==== STORED ROWS

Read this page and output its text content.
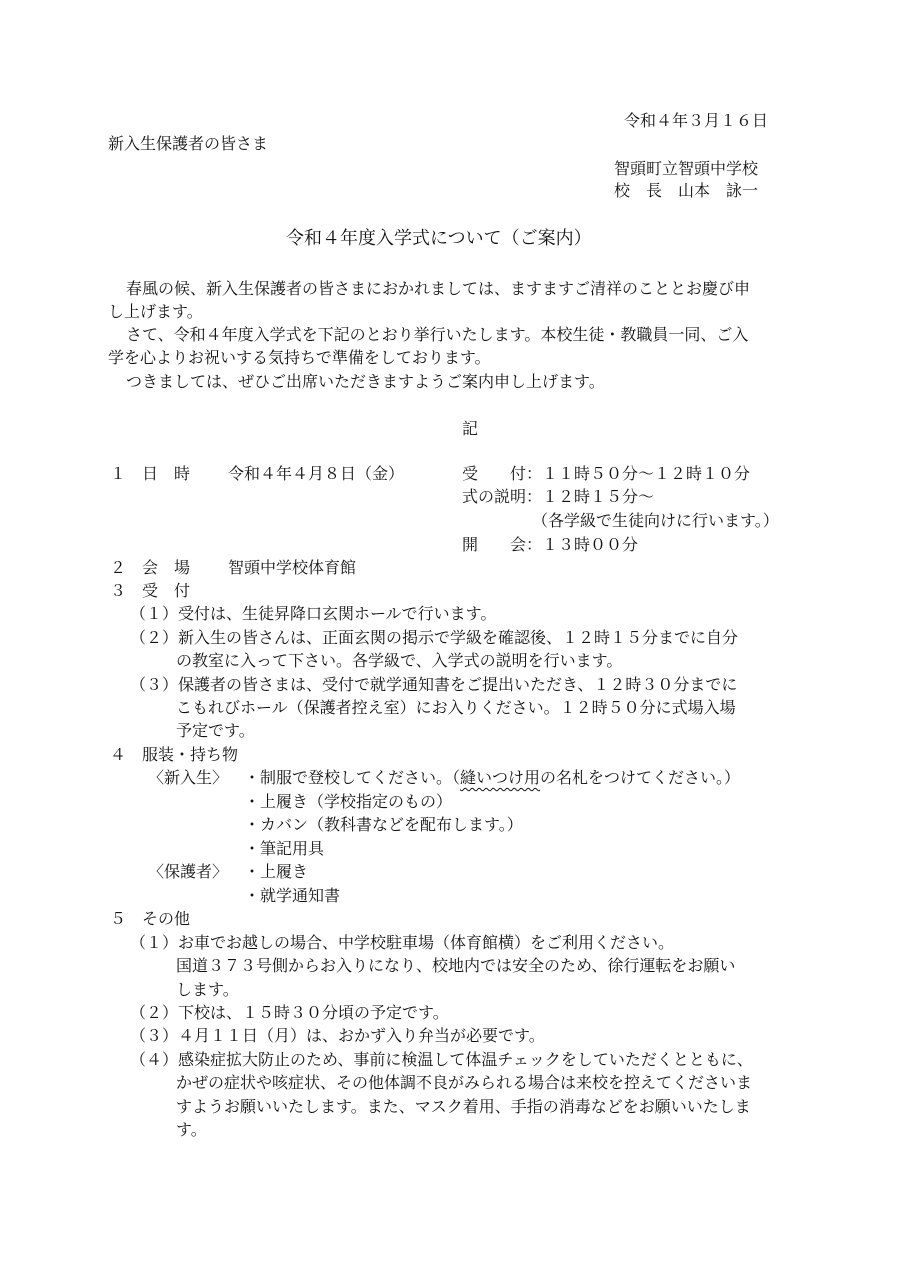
令和４年３月１６日
新入生保護者の皆さま
智頭町立智頭中学校
校　長　山本　詠一
令和４年度入学式について（ご案内）
春風の候、新入生保護者の皆さまにおかれましては、ますますご清祥のこととお慶び申
し上げます。
さて、令和４年度入学式を下記のとおり挙行いたします。本校生徒・教職員一同、ご入
学を心よりお祝いする気持ちで準備をしております。
つきましては、ぜひご出席いただきますようご案内申し上げます。
記
１　日　時 令和４年４月８日（金）	受　　付：１１時５０分～１２時１０分
式の説明：１２時１５分～
（各学級で生徒向けに行います。）
開　　会：１３時００分
２　会　場 智頭中学校体育館
３　受　付
（１）受付は、生徒昇降口玄関ホールで行います。
（２）新入生の皆さんは、正面玄関の掲示で学級を確認後、１２時１５分までに自分
の教室に入って下さい。各学級で、入学式の説明を行います。
（３）保護者の皆さまは、受付で就学通知書をご提出いただき、１２時３０分までに
こもれびホール（保護者控え室）にお入りください。１２時５０分に式場入場
予定です。
４　服装・持ち物
〈新入生〉 ・制服で登校してください。（縫いつけ用の名札をつけてください。）
・上履き（学校指定のもの）
・カバン（教科書などを配布します。）
・筆記用具
〈保護者〉 ・上履き
・就学通知書
５　その他
（１）お車でお越しの場合、中学校駐車場（体育館横）をご利用ください。
国道３７３号側からお入りになり、校地内では安全のため、徐行運転をお願い
します。
（２）下校は、１５時３０分頃の予定です。
（３）４月１１日（月）は、おかず入り弁当が必要です。
（４）感染症拡大防止のため、事前に検温して体温チェックをしていただくとともに、
かぜの症状や咳症状、その他体調不良がみられる場合は来校を控えてくださいま
すようお願いいたします。また、マスク着用、手指の消毒などをお願いいたしま
す。
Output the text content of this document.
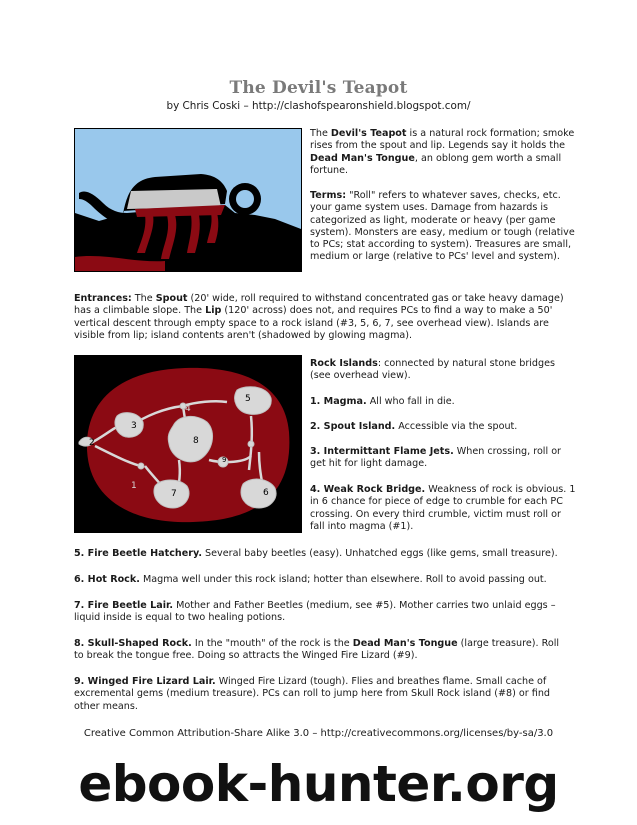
The Devil's Teapot

by Chris Coski – http://clashofspearonshield.blogspot.com/

The Devil's Teapot is a natural rock formation; smoke rises from the spout and lip. Legends say it holds the Dead Man's Tongue, an oblong gem worth a small fortune.

Terms: "Roll" refers to whatever saves, checks, etc. your game system uses. Damage from hazards is categorized as light, moderate or heavy (per game system). Monsters are easy, medium or tough (relative to PCs; stat according to system). Treasures are small, medium or large (relative to PCs' level and system).

Entrances: The Spout (20' wide, roll required to withstand concentrated gas or take heavy damage) has a climbable slope. The Lip (120' across) does not, and requires PCs to find a way to make a 50' vertical descent through empty space to a rock island (#3, 5, 6, 7, see overhead view). Islands are visible from lip; island contents aren't (shadowed by glowing magma).

1
2
3
4
5
6
7
8
9

Rock Islands: connected by natural stone bridges (see overhead view).

1. Magma. All who fall in die.

2. Spout Island. Accessible via the spout.

3. Intermittant Flame Jets. When crossing, roll or get hit for light damage.

4. Weak Rock Bridge. Weakness of rock is obvious. 1 in 6 chance for piece of edge to crumble for each PC crossing. On every third crumble, victim must roll or fall into magma (#1).

5. Fire Beetle Hatchery. Several baby beetles (easy). Unhatched eggs (like gems, small treasure).

6. Hot Rock. Magma well under this rock island; hotter than elsewhere. Roll to avoid passing out.

7. Fire Beetle Lair. Mother and Father Beetles (medium, see #5). Mother carries two unlaid eggs – liquid inside is equal to two healing potions.

8. Skull-Shaped Rock. In the "mouth" of the rock is the Dead Man's Tongue (large treasure). Roll to break the tongue free. Doing so attracts the Winged Fire Lizard (#9).

9. Winged Fire Lizard Lair. Winged Fire Lizard (tough). Flies and breathes flame. Small cache of excremental gems (medium treasure). PCs can roll to jump here from Skull Rock island (#8) or find other means.

Creative Common Attribution-Share Alike 3.0 – http://creativecommons.org/licenses/by-sa/3.0

ebook-hunter.org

========

GIVEN PROBLEM
All of the records above must be copied exactly, except for the pictures.

TASK ANSWER
Read this page and output its text content.
令和４年３月１６日
新入生保護者の皆さま
智頭町立智頭中学校
校　長　山本　詠一
令和４年度入学式について（ご案内）
春風の候、新入生保護者の皆さまにおかれましては、ますますご清祥のこととお慶び申
し上げます。
さて、令和４年度入学式を下記のとおり挙行いたします。本校生徒・教職員一同、ご入
学を心よりお祝いする気持ちで準備をしております。
つきましては、ぜひご出席いただきますようご案内申し上げます。
記
１　日　時 令和４年４月８日（金）	受　　付：１１時５０分～１２時１０分
式の説明：１２時１５分～
（各学級で生徒向けに行います。）
開　　会：１３時００分
２　会　場 智頭中学校体育館
３　受　付
（１）受付は、生徒昇降口玄関ホールで行います。
（２）新入生の皆さんは、正面玄関の掲示で学級を確認後、１２時１５分までに自分
の教室に入って下さい。各学級で、入学式の説明を行います。
（３）保護者の皆さまは、受付で就学通知書をご提出いただき、１２時３０分までに
こもれびホール（保護者控え室）にお入りください。１２時５０分に式場入場
予定です。
４　服装・持ち物
〈新入生〉 ・制服で登校してください。（縫いつけ用の名札をつけてください。）
・上履き（学校指定のもの）
・カバン（教科書などを配布します。）
・筆記用具
〈保護者〉 ・上履き
・就学通知書
５　その他
（１）お車でお越しの場合、中学校駐車場（体育館横）をご利用ください。
国道３７３号側からお入りになり、校地内では安全のため、徐行運転をお願い
します。
（２）下校は、１５時３０分頃の予定です。
（３）４月１１日（月）は、おかず入り弁当が必要です。
（４）感染症拡大防止のため、事前に検温して体温チェックをしていただくとともに、
かぜの症状や咳症状、その他体調不良がみられる場合は来校を控えてくださいま
すようお願いいたします。また、マスク着用、手指の消毒などをお願いいたしま
す。
Output the text content of this document.
The Devil's Teapot

by Chris Coski – http://clashofspearonshield.blogspot.com/

The Devil's Teapot is a natural rock formation; smoke rises from the spout and lip. Legends say it holds the Dead Man's Tongue, an oblong gem worth a small fortune.

Terms: "Roll" refers to whatever saves, checks, etc. your game system uses. Damage from hazards is categorized as light, moderate or heavy (per game system). Monsters are easy, medium or tough (relative to PCs; stat according to system). Treasures are small, medium or large (relative to PCs' level and system).

Entrances: The Spout (20' wide, roll required to withstand concentrated gas or take heavy damage) has a climbable slope. The Lip (120' across) does not, and requires PCs to find a way to make a 50' vertical descent through empty space to a rock island (#3, 5, 6, 7, see overhead view). Islands are visible from lip; island contents aren't (shadowed by glowing magma).

1
2
3
4
5
6
7
8
9

Rock Islands: connected by natural stone bridges (see overhead view).

1. Magma. All who fall in die.

2. Spout Island. Accessible via the spout.

3. Intermittant Flame Jets. When crossing, roll or get hit for light damage.

4. Weak Rock Bridge. Weakness of rock is obvious. 1 in 6 chance for piece of edge to crumble for each PC crossing. On every third crumble, victim must roll or fall into magma (#1).

5. Fire Beetle Hatchery. Several baby beetles (easy). Unhatched eggs (like gems, small treasure).

6. Hot Rock. Magma well under this rock island; hotter than elsewhere. Roll to avoid passing out.

7. Fire Beetle Lair. Mother and Father Beetles (medium, see #5). Mother carries two unlaid eggs – liquid inside is equal to two healing potions.

8. Skull-Shaped Rock. In the "mouth" of the rock is the Dead Man's Tongue (large treasure). Roll to break the tongue free. Doing so attracts the Winged Fire Lizard (#9).

9. Winged Fire Lizard Lair. Winged Fire Lizard (tough). Flies and breathes flame. Small cache of excremental gems (medium treasure). PCs can roll to jump here from Skull Rock island (#8) or find other means.

Creative Common Attribution-Share Alike 3.0 – http://creativecommons.org/licenses/by-sa/3.0

ebook-hunter.org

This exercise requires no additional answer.